EXERCISE AIM -> Each entry must appear again exactly as it does in the source.

RECORDS FOR THIS TASK ->
------------------------------
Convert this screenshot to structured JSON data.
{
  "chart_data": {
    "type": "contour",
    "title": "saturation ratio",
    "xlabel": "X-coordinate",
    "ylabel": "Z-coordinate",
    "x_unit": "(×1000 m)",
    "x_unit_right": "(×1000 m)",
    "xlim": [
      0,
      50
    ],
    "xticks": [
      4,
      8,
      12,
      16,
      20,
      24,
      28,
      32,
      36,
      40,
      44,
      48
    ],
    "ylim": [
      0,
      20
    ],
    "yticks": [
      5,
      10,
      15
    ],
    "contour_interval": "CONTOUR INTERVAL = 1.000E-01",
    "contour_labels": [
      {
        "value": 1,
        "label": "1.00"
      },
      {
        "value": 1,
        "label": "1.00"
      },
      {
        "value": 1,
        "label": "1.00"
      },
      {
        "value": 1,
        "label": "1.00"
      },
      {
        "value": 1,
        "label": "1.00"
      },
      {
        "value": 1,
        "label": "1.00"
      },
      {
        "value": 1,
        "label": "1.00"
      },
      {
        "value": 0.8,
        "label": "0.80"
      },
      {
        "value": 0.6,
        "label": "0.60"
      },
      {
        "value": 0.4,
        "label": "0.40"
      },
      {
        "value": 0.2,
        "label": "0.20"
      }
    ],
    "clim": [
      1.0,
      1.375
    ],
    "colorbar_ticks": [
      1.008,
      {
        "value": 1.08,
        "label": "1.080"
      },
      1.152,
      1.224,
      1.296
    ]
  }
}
------------------------------
RESPONSE TO THIS EXERCISE ->
Convert this screenshot to structured JSON data.
{
  "chart_data": {
    "type": "contour",
    "title": "saturation ratio",
    "xlabel": "X-coordinate",
    "ylabel": "Z-coordinate",
    "x_unit": "(×1000 m)",
    "x_unit_right": "(×1000 m)",
    "xlim": [
      0,
      50
    ],
    "xticks": [
      4,
      8,
      12,
      16,
      20,
      24,
      28,
      32,
      36,
      40,
      44,
      48
    ],
    "ylim": [
      0,
      20
    ],
    "yticks": [
      5,
      10,
      15
    ],
    "contour_interval": "CONTOUR INTERVAL = 1.000E-01",
    "contour_labels": [
      {
        "value": 1,
        "label": "1.00"
      },
      {
        "value": 1,
        "label": "1.00"
      },
      {
        "value": 1,
        "label": "1.00"
      },
      {
        "value": 1,
        "label": "1.00"
      },
      {
        "value": 1,
        "label": "1.00"
      },
      {
        "value": 1,
        "label": "1.00"
      },
      {
        "value": 1,
        "label": "1.00"
      },
      {
        "value": 0.8,
        "label": "0.80"
      },
      {
        "value": 0.6,
        "label": "0.60"
      },
      {
        "value": 0.4,
        "label": "0.40"
      },
      {
        "value": 0.2,
        "label": "0.20"
      }
    ],
    "clim": [
      1.0,
      1.375
    ],
    "colorbar_ticks": [
      1.008,
      {
        "value": 1.08,
        "label": "1.080"
      },
      1.152,
      1.224,
      1.296
    ]
  }
}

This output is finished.